#### SHORT EXERCISE
Copy each line below in which the word "widely" occurs.

## START PROVIDED INFORMATION

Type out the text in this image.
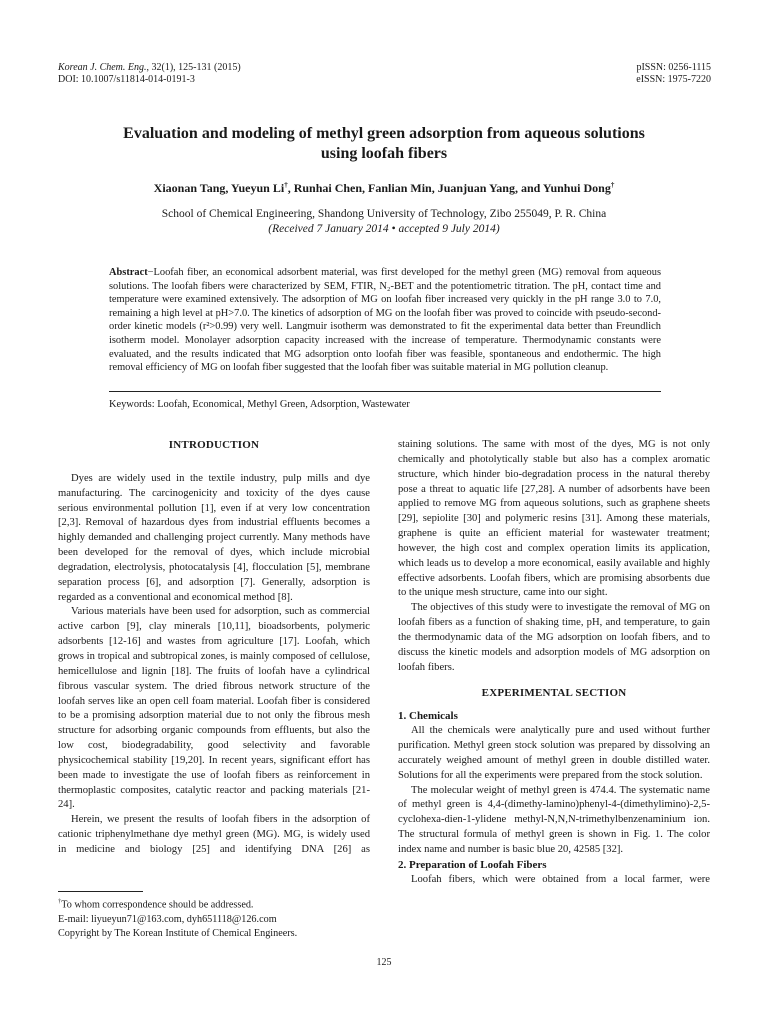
Korean J. Chem. Eng., 32(1), 125-131 (2015)
DOI: 10.1007/s11814-014-0191-3
pISSN: 0256-1115
eISSN: 1975-7220
Evaluation and modeling of methyl green adsorption from aqueous solutions
using loofah fibers
Xiaonan Tang, Yueyun Li†, Runhai Chen, Fanlian Min, Juanjuan Yang, and Yunhui Dong†
School of Chemical Engineering, Shandong University of Technology, Zibo 255049, P. R. China
(Received 7 January 2014 • accepted 9 July 2014)
Abstract−Loofah fiber, an economical adsorbent material, was first developed for the methyl green (MG) removal from aqueous solutions. The loofah fibers were characterized by SEM, FTIR, N₂-BET and the potentiometric titration. The pH, contact time and temperature were examined extensively. The adsorption of MG on loofah fiber increased very quickly in the pH range 3.0 to 7.0, remaining a high level at pH>7.0. The kinetics of adsorption of MG on the loofah fiber was proved to coincide with pseudo-second-order kinetic models (r²>0.99) very well. Langmuir isotherm was demonstrated to fit the experimental data better than Freundlich isotherm model. Monolayer adsorption capacity increased with the increase of temperature. Thermodynamic constants were evaluated, and the results indicated that MG adsorption onto loofah fiber was feasible, spontaneous and endothermic. The high removal efficiency of MG on loofah fiber suggested that the loofah fiber was suitable material in MG pollution cleanup.
Keywords: Loofah, Economical, Methyl Green, Adsorption, Wastewater
INTRODUCTION

Dyes are widely used in the textile industry, pulp mills and dye manufacturing. The carcinogenicity and toxicity of the dyes cause serious environmental pollution [1], even if at very low concentration [2,3]. Removal of hazardous dyes from industrial effluents becomes a highly demanded and challenging project currently. Many methods have been developed for the removal of dyes, which include microbial degradation, electrolysis, photocatalysis [4], flocculation [5], membrane separation process [6], and adsorption [7]. Generally, adsorption is regarded as a conventional and economical method [8].

Various materials have been used for adsorption, such as commercial active carbon [9], clay minerals [10,11], bioadsorbents, polymeric adsorbents [12-16] and wastes from agriculture [17]. Loofah, which grows in tropical and subtropical zones, is mainly composed of cellulose, hemicellulose and lignin [18]. The fruits of loofah have a cylindrical fibrous vascular system. The dried fibrous network structure of the loofah serves like an open cell foam material. Loofah fiber is considered to be a promising adsorption material due to not only the fibrous mesh structure for adsorbing organic compounds from effluents, but also the low cost, biodegradability, good selectivity and favorable physicochemical stability [19,20]. In recent years, significant effort has been made to investigate the use of loofah fibers as reinforcement in thermoplastic composites, catalytic reactor and packing materials [21-24].

Herein, we present the results of loofah fibers in the adsorption of cationic triphenylmethane dye methyl green (MG). MG, is widely used in medicine and biology [25] and identifying DNA [26] as

staining solutions. The same with most of the dyes, MG is not only chemically and photolytically stable but also has a complex aromatic structure, which hinder bio-degradation process in the natural thereby pose a threat to aquatic life [27,28]. A number of adsorbents have been applied to remove MG from aqueous solutions, such as graphene sheets [29], sepiolite [30] and polymeric resins [31]. Among these materials, graphene is quite an efficient material for wastewater treatment; however, the high cost and complex operation limits its application, which leads us to develop a more economical, easily available and highly effective adsorbents. Loofah fibers, which are promising absorbents due to the unique mesh structure, came into our sight.

The objectives of this study were to investigate the removal of MG on loofah fibers as a function of shaking time, pH, and temperature, to gain the thermodynamic data of the MG adsorption on loofah fibers, and to discuss the kinetic models and adsorption models of MG adsorption on loofah fibers.

EXPERIMENTAL SECTION
1. Chemicals

All the chemicals were analytically pure and used without further purification. Methyl green stock solution was prepared by dissolving an accurately weighed amount of methyl green in double distilled water. Solutions for all the experiments were prepared from the stock solution.

The molecular weight of methyl green is 474.4. The systematic name of methyl green is 4,4-(dimethy-lamino)phenyl-4-(dimethylimino)-2,5-cyclohexa-dien-1-ylidene methyl-N,N,N-trimethylbenzenaminium ion. The structural formula of methyl green is shown in Fig. 1. The color index name and number is basic blue 20, 42585 [32].

2. Preparation of Loofah Fibers

Loofah fibers, which were obtained from a local farmer, were

†To whom correspondence should be addressed.
E-mail: liyueyun71@163.com, dyh651118@126.com
Copyright by The Korean Institute of Chemical Engineers.
125
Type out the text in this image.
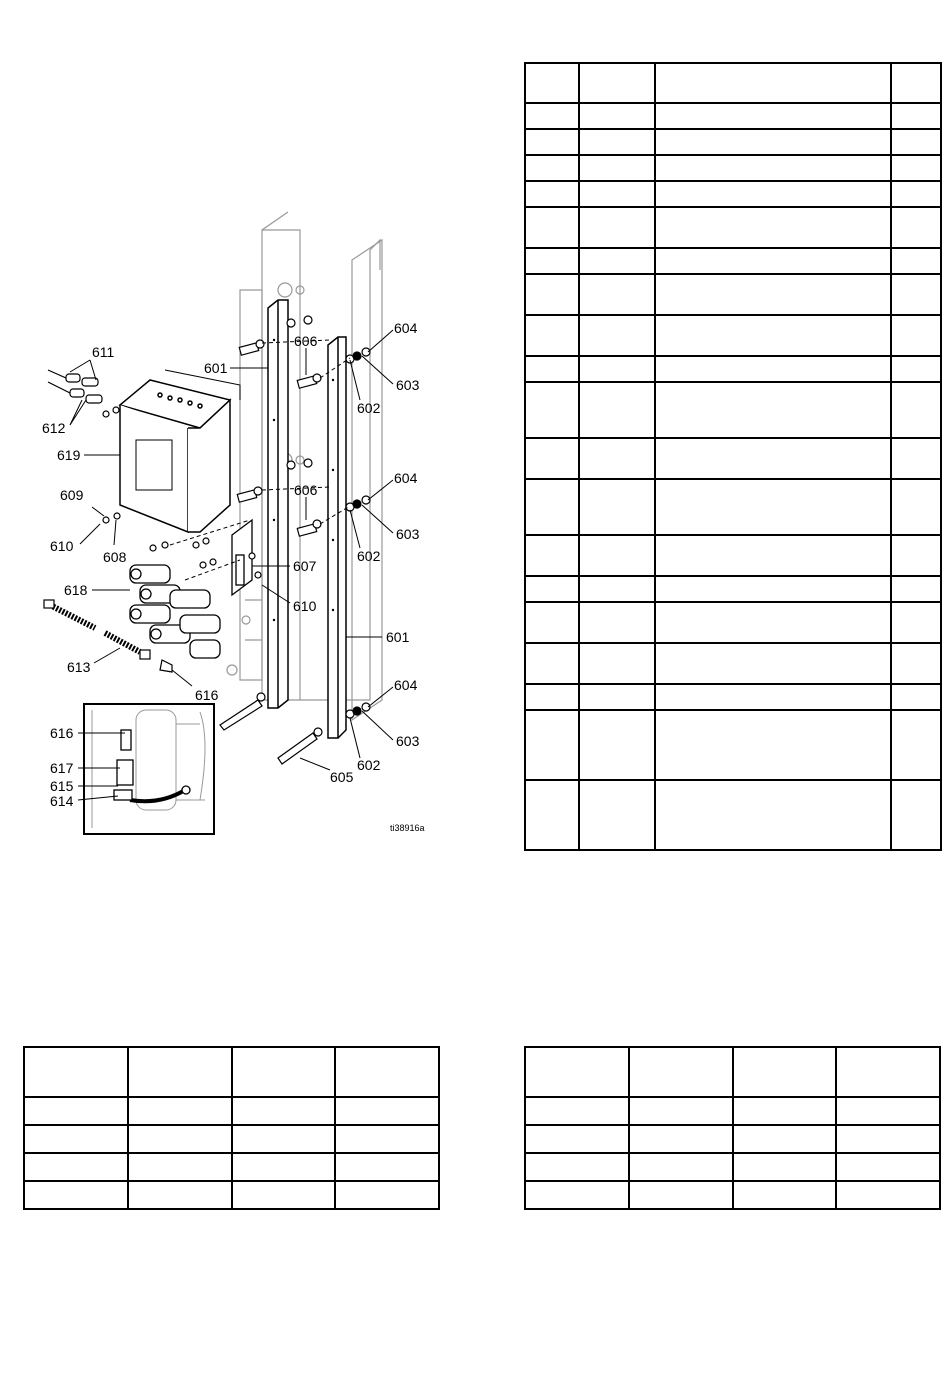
601
601
602
602
602
603
603
603
604
604
604
605
606
606
607
608
609
610
610
611
612
613
614
615
616
616
617
618
619
ti38916a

## END PROVIDED INFORMATION

#### TASK RESPONSE
Dyes are widely used in the textile industry, pulp mills and dye manufacturing. The carcinogenicity and toxicity of the dyes cause serious environmental pollution [1], even if at very low concentration [2,3]. Removal of hazardous dyes from industrial effluents becomes a highly demanded and challenging project currently. Many methods have been developed for the removal of dyes, which include microbial degradation, electrolysis, photocatalysis [4], flocculation [5], membrane separation process [6], and adsorption [7]. Generally, adsorption is regarded as a conventional and economical method [8].
Herein, we present the results of loofah fibers in the adsorption of cationic triphenylmethane dye methyl green (MG). MG, is widely used in medicine and biology [25] and identifying DNA [26] as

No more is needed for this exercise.